======== Provided records ========

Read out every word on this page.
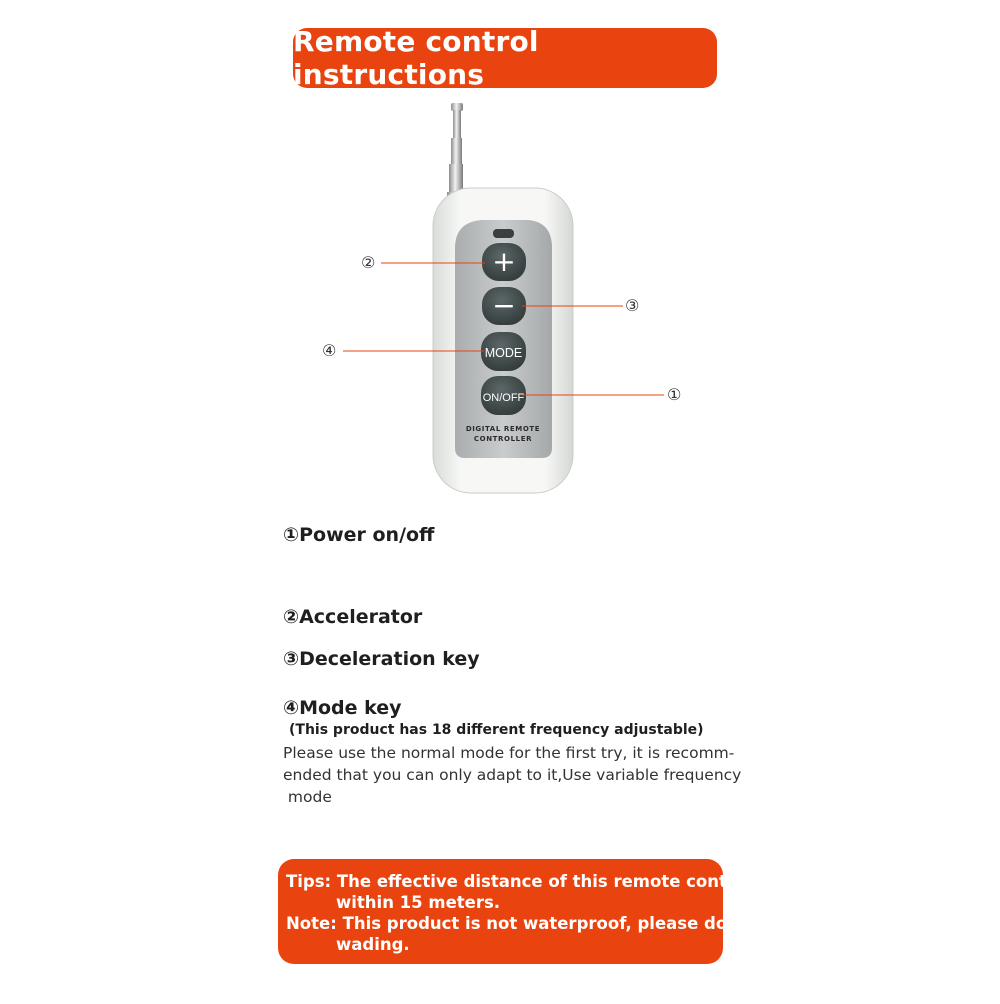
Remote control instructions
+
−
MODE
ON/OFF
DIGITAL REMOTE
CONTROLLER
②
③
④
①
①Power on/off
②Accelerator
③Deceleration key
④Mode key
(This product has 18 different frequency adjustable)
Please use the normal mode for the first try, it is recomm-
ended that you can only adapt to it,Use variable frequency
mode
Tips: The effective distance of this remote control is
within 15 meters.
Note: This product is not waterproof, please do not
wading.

========

Required work: Quote the records above exactly, leaving out any pictures.

Task result:
Read out every word on this page.
Remote control instructions
+
−
MODE
ON/OFF
DIGITAL REMOTE
CONTROLLER
②
③
④
①
①Power on/off
②Accelerator
③Deceleration key
④Mode key
(This product has 18 different frequency adjustable)
Please use the normal mode for the first try, it is recomm-
ended that you can only adapt to it,Use variable frequency
mode
Tips: The effective distance of this remote control is
within 15 meters.
Note: This product is not waterproof, please do not
wading.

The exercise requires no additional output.